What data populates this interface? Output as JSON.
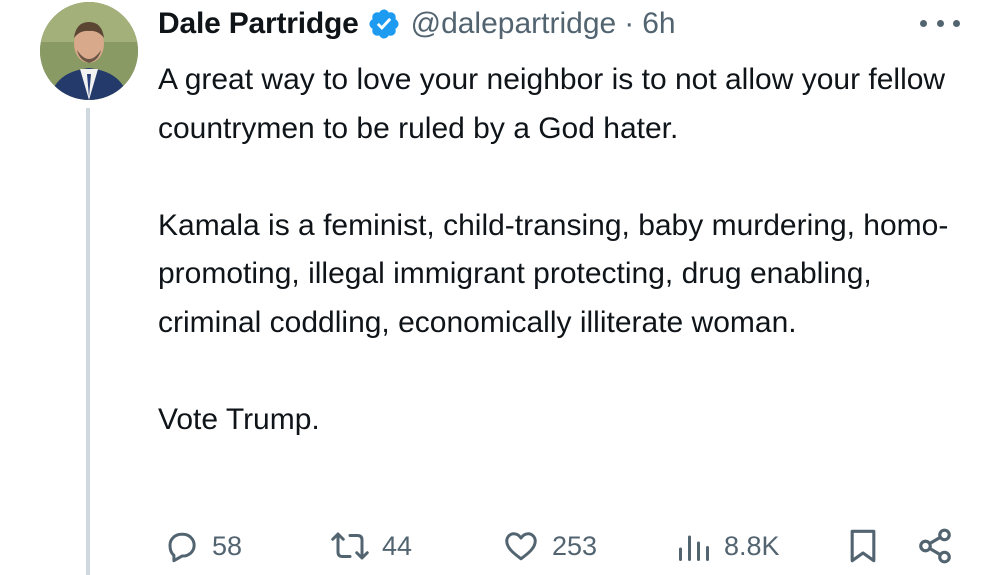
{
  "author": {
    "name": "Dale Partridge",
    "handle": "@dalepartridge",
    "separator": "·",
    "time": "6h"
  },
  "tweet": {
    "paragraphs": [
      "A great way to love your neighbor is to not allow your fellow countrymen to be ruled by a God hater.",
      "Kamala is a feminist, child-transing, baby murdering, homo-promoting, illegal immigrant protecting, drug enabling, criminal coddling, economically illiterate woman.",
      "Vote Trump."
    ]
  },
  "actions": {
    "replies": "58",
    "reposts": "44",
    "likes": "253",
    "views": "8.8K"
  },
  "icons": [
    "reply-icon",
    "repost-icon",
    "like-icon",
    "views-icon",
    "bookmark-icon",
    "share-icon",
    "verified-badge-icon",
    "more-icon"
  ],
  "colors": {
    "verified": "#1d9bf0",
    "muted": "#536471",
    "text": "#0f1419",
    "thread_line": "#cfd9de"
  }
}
--
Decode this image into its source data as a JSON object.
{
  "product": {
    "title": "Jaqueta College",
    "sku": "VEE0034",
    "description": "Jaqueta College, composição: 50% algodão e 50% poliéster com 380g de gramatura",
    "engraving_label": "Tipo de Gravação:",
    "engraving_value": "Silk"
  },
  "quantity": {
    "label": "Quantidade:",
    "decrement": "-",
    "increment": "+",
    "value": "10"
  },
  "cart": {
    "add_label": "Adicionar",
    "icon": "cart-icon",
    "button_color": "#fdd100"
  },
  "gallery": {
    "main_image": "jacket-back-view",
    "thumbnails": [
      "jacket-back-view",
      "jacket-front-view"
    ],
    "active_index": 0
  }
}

— WORK INSTRUCTIONS —
Copy and report every line where the word "jacket" is present.

— FINAL RESULT —
    "main_image": "jacket-back-view",
      "jacket-back-view",
      "jacket-front-view"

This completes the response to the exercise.